• _Instruction 1_:
In the passage on p-values, what does the null hypothesis state in the abacus example?

To many readers, it probably seems arcane to argue about statistical tests. And yet such tests, through their role in research, have a material impact on the work of teachers.
A p-value is a probability. In fact it’s a special kind of probability known as a ‘conditional probability’ that depends on certain assumptions. Imagine, for instance, that we run a study where we randomly allocate students to one of two groups. The first group is taught maths in the standard way and the second group is given an abacus to use, while everything else about the teaching is kept the same. After the teaching section of the study, we test the students and find that the ones using the abacus get a higher average score. It is possible that the abacus has not actually made any difference (this is known as the ‘null hypothesis’) and we just happened to allocate a slightly more able mix of students to the abacus group, or perhaps the test is multiple choice and the students in the abacus group just got lucky when selecting answers.
In this case, we can ask ‘if the null hypothesis was true, what would be the probability of gathering data as extreme or more extreme than the data we have gathered?’ This calculation provides a ‘p-value’; a test of statistical significance that is the cause of much controversy in some research circles.
What the p-value does not tell us is the probability that the null hypothesis is true, because we have already assumed that it is. It also does not tell us the overall probability of obtaining the data that we have obtained, because we have restricted our calculation to a condition where the null hypothesis is true. So we cannot assign probabilities in a general sense (an alternative approach attempts to plug this gap by essentially guessing some of the factors needed to calculate these probabilities but I’m not convinced that this is much of an improvement).
When I talk about p-values, I am often told by p-value sceptics that I am mistaken. I don’t understand conditional probability, they may claim. They may repeat the points that I have made above that the p-value does not tell us the probability that the null hypothesis is true. They may suggest I read more so that I will understand better.
This is a classic ‘straw man’ argument in that it opposes claims that I have not made and, as such, it becomes increasingly surreal to attempt to address it.

• _Rows_:
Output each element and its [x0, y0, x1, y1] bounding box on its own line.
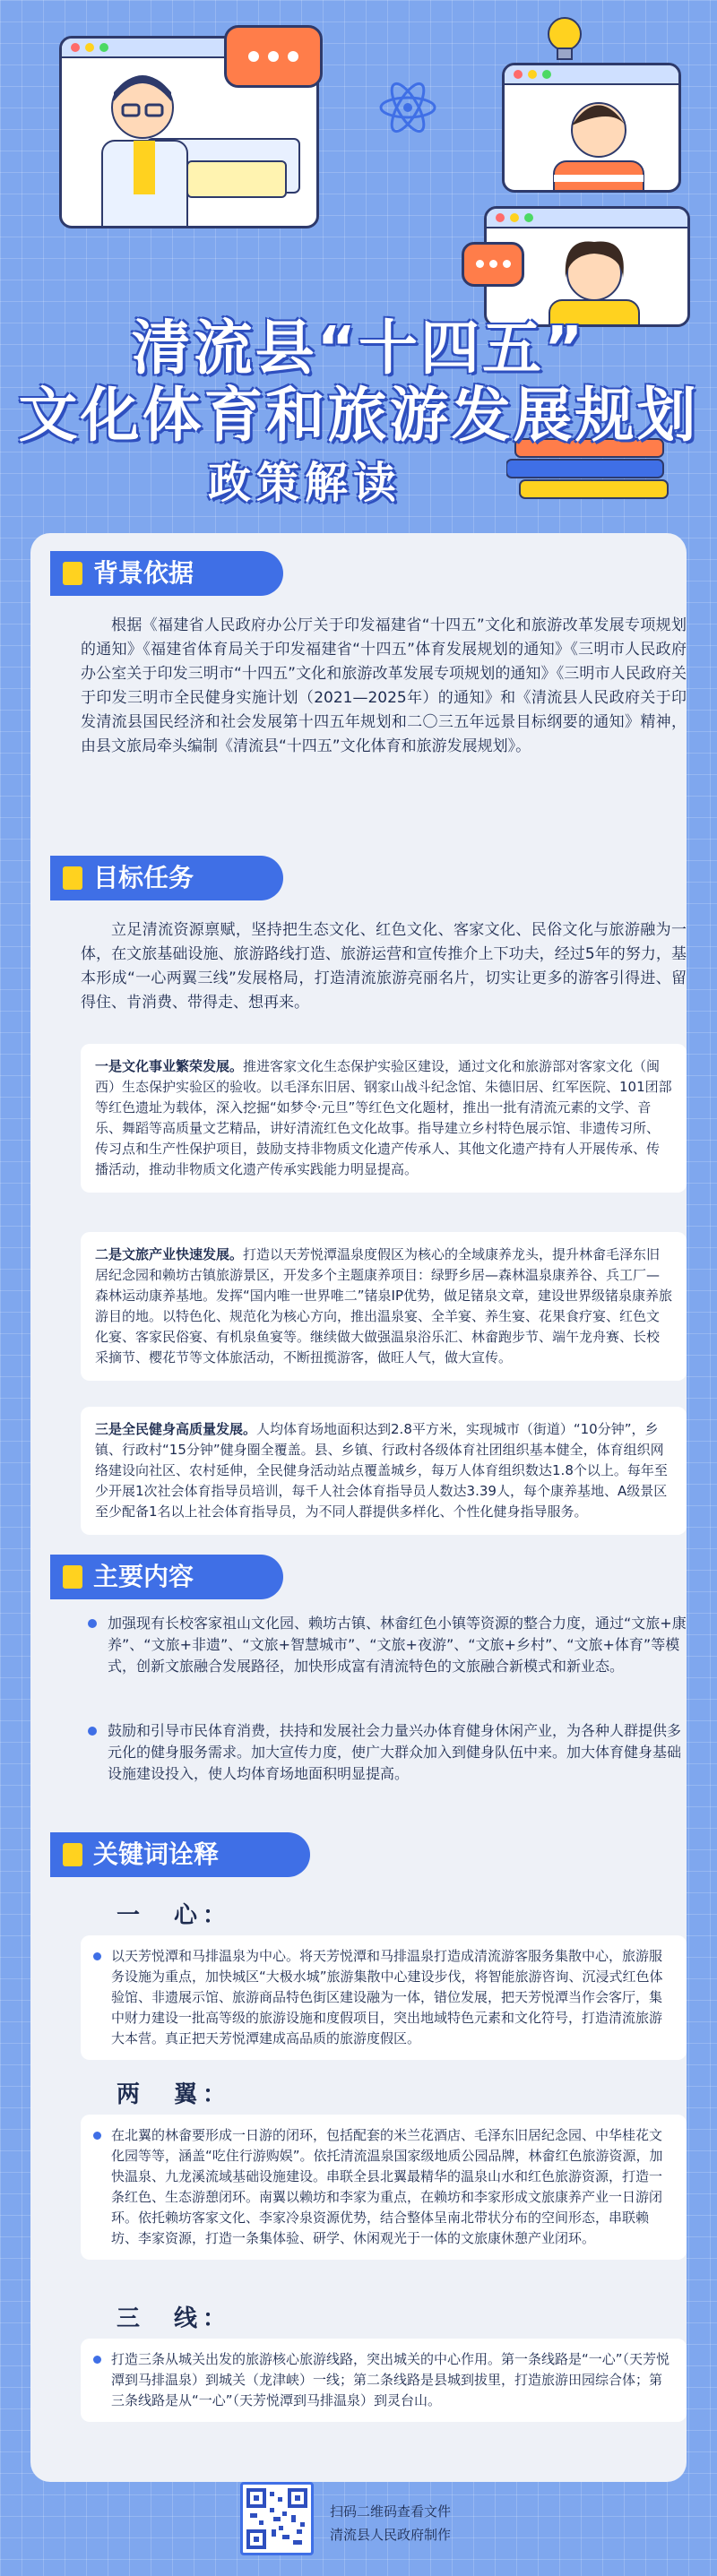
student-boy-illustration	[505, 85, 681, 193]
content-card	[30, 533, 687, 2482]
atom-icon	[376, 76, 439, 139]
content-item-2: 鼓励和引导市民体育消费，扶持和发展社会力量兴办体育健身休闲产业，为各种人群提供多元化的健身服务需求。加大宣传力度，使广大群众加入到健身队伍中来。加大体育健身基础设施建设投入，使人均体育场地面积明显提高。	[88, 1720, 687, 1785]
speech-bubble-top	[224, 25, 323, 88]
goal-item-1-text: 推进客家文化生态保护实验区建设，通过文化和旅游部对客家文化（闽西）生态保护实验区的验收。以毛泽东旧居、钢家山战斗纪念馆、朱德旧居、红军医院、101团部等红色遗址为载体，深入挖掘“如梦令·元旦”等红色文化题材，推出一批有清流元素的文学、音乐、舞蹈等高质量文艺精品，讲好清流红色文化故事。指导建立乡村特色展示馆、非遗传习所、传习点和生产性保护项目，鼓励支持非物质文化遗产传承人、其他文化遗产持有人开展传承、传播活动，推动非物质文化遗产传承实践能力明显提高。	[95, 1058, 672, 1177]
goal-item-3	[81, 1407, 687, 1535]
content-item-1: 加强现有长校客家祖山文化园、赖坊古镇、林畲红色小镇等资源的整合力度，通过“文旅+康养”、“文旅+非遗”、“文旅+智慧城市”、“文旅+夜游”、“文旅+乡村”、“文旅+体育”等模式，创新文旅融合发展路径，加快形成富有清流特色的文旅融合新模式和新业态。	[88, 1613, 687, 1677]
keyword-1-text: 以天芳悦潭和马排温泉为中心。将天芳悦潭和马排温泉打造成清流游客服务集散中心，旅游服务设施为重点，加快城区“大极水城”旅游集散中心建设步伐，将智能旅游咨询、沉浸式红色体验馆、非遗展示馆、旅游商品特色街区建设融为一体，错位发展，把天芳悦潭当作会客厅，集中财力建设一批高等级的旅游设施和度假项目，突出地域特色元素和文化符号，打造清流旅游大本营。真正把天芳悦潭建成高品质的旅游度假区。	[81, 1935, 687, 2060]
footer	[240, 2482, 478, 2567]
keyword-2-header	[81, 2074, 687, 2110]
goal-item-1	[81, 1044, 687, 1193]
goal-item-1-lead: 一是文化事业繁荣发展。	[95, 1058, 244, 1074]
lightbulb-icon	[538, 9, 592, 72]
goal-item-3-lead: 三是全民健身高质量发展。	[95, 1421, 257, 1437]
keyword-3-label: 三 线：	[117, 2305, 232, 2332]
qr-code[interactable]	[240, 2482, 314, 2555]
goal-item-2-lead: 二是文旅产业快速发展。	[95, 1246, 244, 1262]
footer-line-2: 清流县人民政府制作	[330, 2527, 452, 2543]
keyword-1-label: 一 心：	[117, 1902, 232, 1929]
title-line-3: 政策解读	[207, 458, 402, 508]
section-background-title: 背景依据	[50, 551, 283, 596]
keyword-2-text: 在北翼的林畲要形成一日游的闭环，包括配套的米兰花酒店、毛泽东旧居纪念园、中华桂花文化园等等，涵盖“吃住行游购娱”。依托清流温泉国家级地质公园品牌，林畲红色旅游资源，加快温泉、九龙溪流域基础设施建设。串联全县北翼最精华的温泉山水和红色旅游资源，打造一条红色、生态游憩闭环。南翼以赖坊和李家为重点，在赖坊和李家形成文旅康养产业一日游闭环。依托赖坊客家文化、李家冷泉资源优势，结合整体呈南北带状分布的空间形态，串联赖坊、李家资源，打造一条集体验、研学、休闲观光于一体的文旅康休憩产业闭环。	[81, 2115, 687, 2260]
goal-item-3-text: 人均体育场地面积达到2.8平方米，实现城市（街道）“10分钟”，乡镇、行政村“15分钟”健身圈全覆盖。县、乡镇、行政村各级体育社团组织基本健全，体育组织网络建设向社区、农村延伸，全民健身活动站点覆盖城乡，每万人体育组织数达1.8个以上。每年至少开展1次社会体育指导员培训，每千人社会体育指导员人数达3.39人，每个康养基地、A级景区至少配备1名以上社会体育指导员，为不同人群提供多样化、个性化健身指导服务。	[95, 1421, 668, 1520]
section-goals-title: 目标任务	[50, 856, 283, 900]
speech-bubble-small	[462, 242, 524, 287]
keyword-3-text: 打造三条从城关出发的旅游核心旅游线路，突出城关的中心作用。第一条线路是“一心”（天芳悦潭到马排温泉）到城关（龙津峡）一线；第二条线路是县城到拔里，打造旅游田园综合体；第三条线路是从“一心”（天芳悦潭到马排温泉）到灵台山。	[81, 2339, 687, 2422]
hero-banner	[0, 0, 717, 529]
keyword-3-header	[81, 2298, 687, 2334]
title-line-2: 文化体育和旅游发展规划	[18, 381, 699, 450]
title-line-1: 清流县“十四五”	[131, 314, 586, 383]
section-content-title: 主要内容	[50, 1555, 283, 1599]
section-keywords-title: 关键词诠释	[50, 1832, 310, 1877]
keyword-1-header	[81, 1895, 687, 1931]
qr-code-icon	[246, 2488, 307, 2549]
illustration-window-right-top	[502, 63, 681, 193]
goal-item-2-text: 打造以天芳悦潭温泉度假区为核心的全域康养龙头，提升林畲毛泽东旧居纪念园和赖坊古镇旅游景区，开发多个主题康养项目：绿野乡居—森林温泉康养谷、兵工厂—森林运动康养基地。发挥“国内唯一世界唯二”锗泉IP优势，做足锗泉文章，建设世界级锗泉康养旅游目的地。以特色化、规范化为核心方向，推出温泉宴、全羊宴、养生宴、花果食疗宴、红色文化宴、客家民俗宴、有机泉鱼宴等。继续做大做强温泉浴乐汇、林畲跑步节、端午龙舟赛、长校采摘节、樱花节等文体旅活动，不断扭揽游客，做旺人气，做大宣传。	[95, 1246, 673, 1366]
footer-line-1: 扫码二维码查看文件	[330, 2503, 452, 2520]
goals-intro: 立足清流资源禀赋，坚持把生态文化、红色文化、客家文化、民俗文化与旅游融为一体，在文旅基础设施、旅游路线打造、旅游运营和宣传推介上下功夫，经过5年的努力，基本形成“一心两翼三线”发展格局，打造清流旅游亮丽名片，切实让更多的游客引得进、留得住、肯消费、带得走、想再来。	[81, 921, 687, 1012]
background-text: 根据《福建省人民政府办公厅关于印发福建省“十四五”文化和旅游改革发展专项规划的通知》《福建省体育局关于印发福建省“十四五”体育发展规划的通知》《三明市人民政府办公室关于印发三明市“十四五”文化和旅游改革发展专项规划的通知》《三明市人民政府关于印发三明市全民健身实施计划（2021—2025年）的通知》和《清流县人民政府关于印发清流县国民经济和社会发展第十四五年规划和二〇三五年远景目标纲要的通知》精神，由县文旅局牵头编制《清流县“十四五”文化体育和旅游发展规划》。	[81, 616, 687, 755]
keyword-2-label: 两 翼：	[117, 2081, 232, 2108]
goal-item-2	[81, 1232, 687, 1381]
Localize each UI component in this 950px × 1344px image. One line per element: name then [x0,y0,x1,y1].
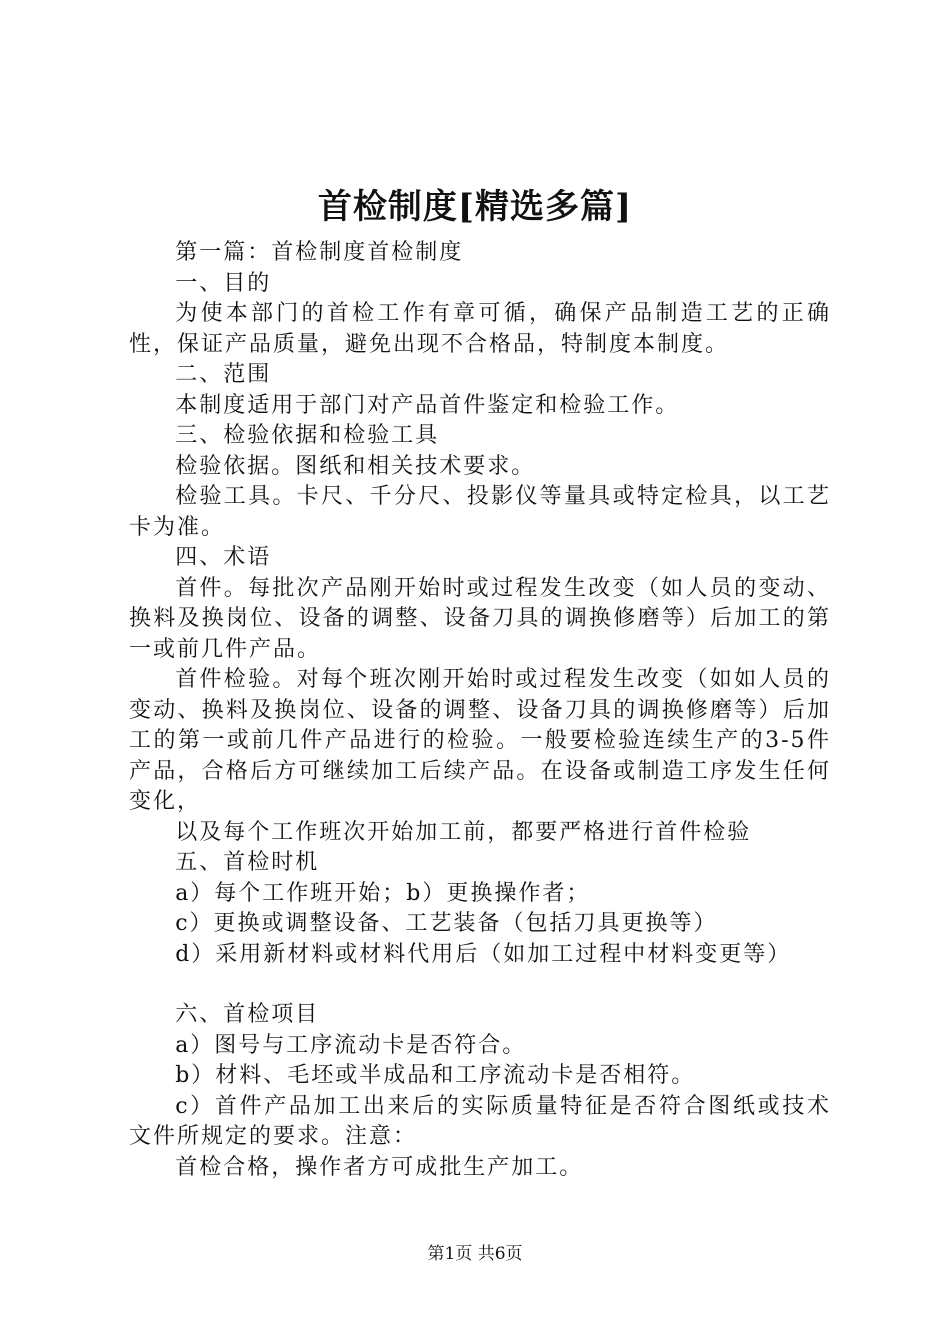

• _Instruction 2_:
Copy out the rows exactly, from the line containing "85, 681, 193]" through the line containing "1407, 687, 1535]", with both of those lines included.

• _Complete response 1_:
It states that the abacus has not actually made any difference.

• _Complete response 2_:
student-boy-illustration	[505, 85, 681, 193]
content-card	[30, 533, 687, 2482]
atom-icon	[376, 76, 439, 139]
content-item-2: 鼓励和引导市民体育消费，扶持和发展社会力量兴办体育健身休闲产业，为各种人群提供多元化的健身服务需求。加大宣传力度，使广大群众加入到健身队伍中来。加大体育健身基础设施建设投入，使人均体育场地面积明显提高。	[88, 1720, 687, 1785]
speech-bubble-top	[224, 25, 323, 88]
goal-item-1-text: 推进客家文化生态保护实验区建设，通过文化和旅游部对客家文化（闽西）生态保护实验区的验收。以毛泽东旧居、钢家山战斗纪念馆、朱德旧居、红军医院、101团部等红色遗址为载体，深入挖掘“如梦令·元旦”等红色文化题材，推出一批有清流元素的文学、音乐、舞蹈等高质量文艺精品，讲好清流红色文化故事。指导建立乡村特色展示馆、非遗传习所、传习点和生产性保护项目，鼓励支持非物质文化遗产传承人、其他文化遗产持有人开展传承、传播活动，推动非物质文化遗产传承实践能力明显提高。	[95, 1058, 672, 1177]
goal-item-3	[81, 1407, 687, 1535]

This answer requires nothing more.